[BEGIN EXERCISE INPUTS]
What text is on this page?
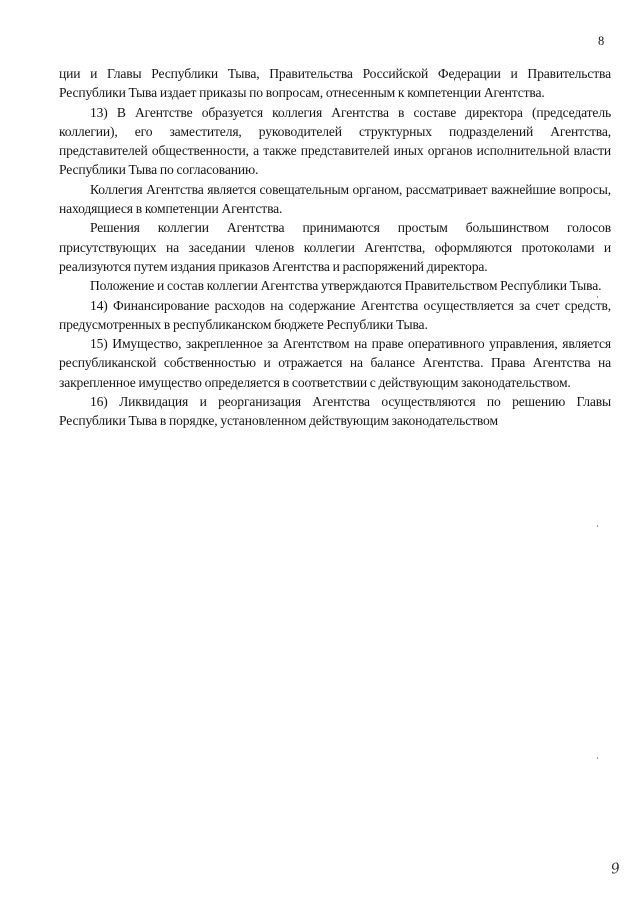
8

ции и Главы Республики Тыва, Правительства Российской Федерации и Правительства Республики Тыва издает приказы по вопросам, отнесенным к компетенции Агентства.

13) В Агентстве образуется коллегия Агентства в составе директора (председатель коллегии), его заместителя, руководителей структурных подразделений Агентства, представителей общественности, а также представителей иных органов исполнительной власти Республики Тыва по согласованию.

Коллегия Агентства является совещательным органом, рассматривает важнейшие вопросы, находящиеся в компетенции Агентства.

Решения коллегии Агентства принимаются простым большинством голосов присутствующих на заседании членов коллегии Агентства, оформляются протоколами и реализуются путем издания приказов Агентства и распоряжений директора.

Положение и состав коллегии Агентства утверждаются Правительством Республики Тыва.

14) Финансирование расходов на содержание Агентства осуществляется за счет средств, предусмотренных в республиканском бюджете Республики Тыва.

15) Имущество, закрепленное за Агентством на праве оперативного управления, является республиканской собственностью и отражается на балансе Агентства. Права Агентства на закрепленное имущество определяется в соответствии с действующим законодательством.

16) Ликвидация и реорганизация Агентства осуществляются по решению Главы Республики Тыва в порядке, установленном действующим законодательством

9
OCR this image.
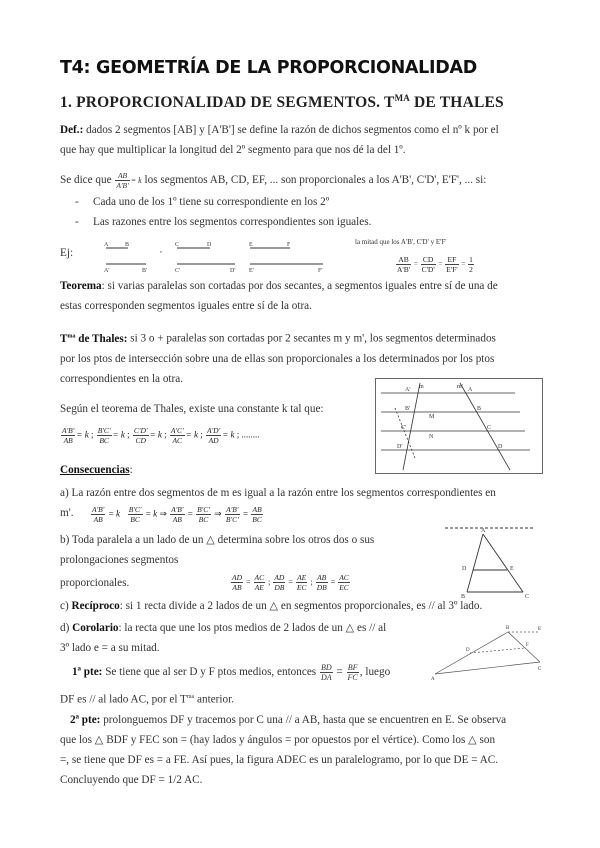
T4: GEOMETRÍA DE LA PROPORCIONALIDAD
1. PROPORCIONALIDAD DE SEGMENTOS. $T^{MA}$ DE THALES
Def.: dados 2 segmentos [AB] y [A'B'] se define la razón de dichos segmentos como el nº k por el
que hay que multiplicar la longitud del 2º segmento para que nos dé la del 1º.
Se dice que $\frac{AB}{A'B'} = k$ los segmentos AB, CD, EF, ... son proporcionales a los A'B', C'D', E'F', ... si:
- Cada uno de los 1º tiene su correspondiente en los 2º
- Las razones entre los segmentos correspondientes son iguales.
Ej:
A	B	C	D	E	F
A'	B'	C'	D' E'	F'
,
la mitad que los A'B', C'D' y E'F'
$\frac{AB}{A'B'} = \frac{CD}{C'D'} = \frac{EF}{E'F'} = \frac{1}{2}$
Teorema: si varias paralelas son cortadas por dos secantes, a segmentos iguales entre sí de una de
estas corresponden segmentos iguales entre sí de la otra.
$T^{ma}$ de Thales: si 3 o + paralelas son cortadas por 2 secantes m y m', los segmentos determinados
por los ptos de intersección sobre una de ellas son proporcionales a los determinados por los ptos
correspondientes en la otra.
Según el teorema de Thales, existe una constante k tal que:
$\frac{A'B'}{AB} = k$ ; $\frac{B'C'}{BC} = k$ ; $\frac{C'D'}{CD} = k$ ; $\frac{A'C'}{AC} = k$ ; $\frac{A'D'}{AD} = k$ ; ........
m	m'
A'
B'
C'
D'
A
B
C
D
M
N
Consecuencias:
a) La razón entre dos segmentos de m es igual a la razón entre los segmentos correspondientes en
m'.	$\frac{A'B'}{AB} = k \frac{B'C'}{BC} = k$ ⇒ $\frac{A'B'}{AB} = \frac{B'C'}{BC}$ ⇒ $\frac{A'B'}{B'C'} = \frac{AB}{BC}$
b) Toda paralela a un lado de un △ determina sobre los otros dos o sus
prolongaciones segmentos
proporcionales.	$\frac{AD}{AB} = \frac{AC}{AE}$ ; $\frac{AD}{DB} = \frac{AE}{EC}$ ; $\frac{AB}{DB} = \frac{AC}{EC}$
A
D	E
B	C
c) Recíproco: si 1 recta divide a 2 lados de un △ en segmentos proporcionales, es // al 3º lado.
d) Corolario: la recta que une los ptos medios de 2 lados de un △ es // al
3º lado e = a su mitad.
A
B
C
D
F
E
1ª pte: Se tiene que al ser D y F ptos medios, entonces $\frac{BD}{DA} = \frac{BF}{FC}$ , luego
DF es // al lado AC, por el $T^{ma}$ anterior.
2ª pte: prolonguemos DF y tracemos por C una // a AB, hasta que se encuentren en E. Se observa
que los △ BDF y FEC son = (hay lados y ángulos = por opuestos por el vértice). Como los △ son
=, se tiene que DF es = a FE. Así pues, la figura ADEC es un paralelogramo, por lo que DE = AC.
Concluyendo que DF = 1/2 AC.
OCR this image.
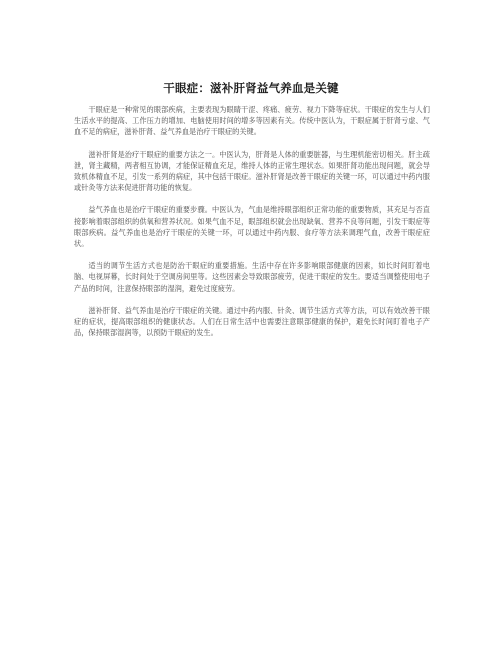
干眼症：滋补肝肾益气养血是关键

干眼症是一种常见的眼部疾病，主要表现为眼睛干涩、疼痛、疲劳、视力下降等症状。干眼症的发生与人们生活水平的提高、工作压力的增加、电脑使用时间的增多等因素有关。传统中医认为，干眼症属于肝肾亏虚、气血不足的病症，滋补肝肾、益气养血是治疗干眼症的关键。

滋补肝肾是治疗干眼症的重要方法之一。中医认为，肝肾是人体的重要脏器，与生理机能密切相关。肝主疏泄，肾主藏精，两者相互协调，才能保证精血充足，维持人体的正常生理状态。如果肝肾功能出现问题，就会导致机体精血不足，引发一系列的病症，其中包括干眼症。滋补肝肾是改善干眼症的关键一环，可以通过中药内服或针灸等方法来促进肝肾功能的恢复。

益气养血也是治疗干眼症的重要步骤。中医认为，气血是维持眼部组织正常功能的重要物质，其充足与否直接影响着眼部组织的供氧和营养状况。如果气血不足，眼部组织就会出现缺氧、营养不良等问题，引发干眼症等眼部疾病。益气养血也是治疗干眼症的关键一环，可以通过中药内服、食疗等方法来调理气血，改善干眼症症状。

适当的调节生活方式也是防治干眼症的重要措施。生活中存在许多影响眼部健康的因素，如长时间盯着电脑、电视屏幕，长时间处于空调房间里等。这些因素会导致眼部疲劳，促进干眼症的发生。要适当调整使用电子产品的时间，注意保持眼部的湿润，避免过度疲劳。

滋补肝肾、益气养血是治疗干眼症的关键。通过中药内服、针灸、调节生活方式等方法，可以有效改善干眼症的症状，提高眼部组织的健康状态。人们在日常生活中也需要注意眼部健康的保护，避免长时间盯着电子产品，保持眼部湿润等，以预防干眼症的发生。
[END EXERCISE INPUTS]
TASK> Working from the entries above, return all lines that contain "iguales".

COMPLETED EXERCISE>
- Las razones entre los segmentos correspondientes son iguales.
Teorema: si varias paralelas son cortadas por dos secantes, a segmentos iguales entre sí de una de
estas corresponden segmentos iguales entre sí de la otra.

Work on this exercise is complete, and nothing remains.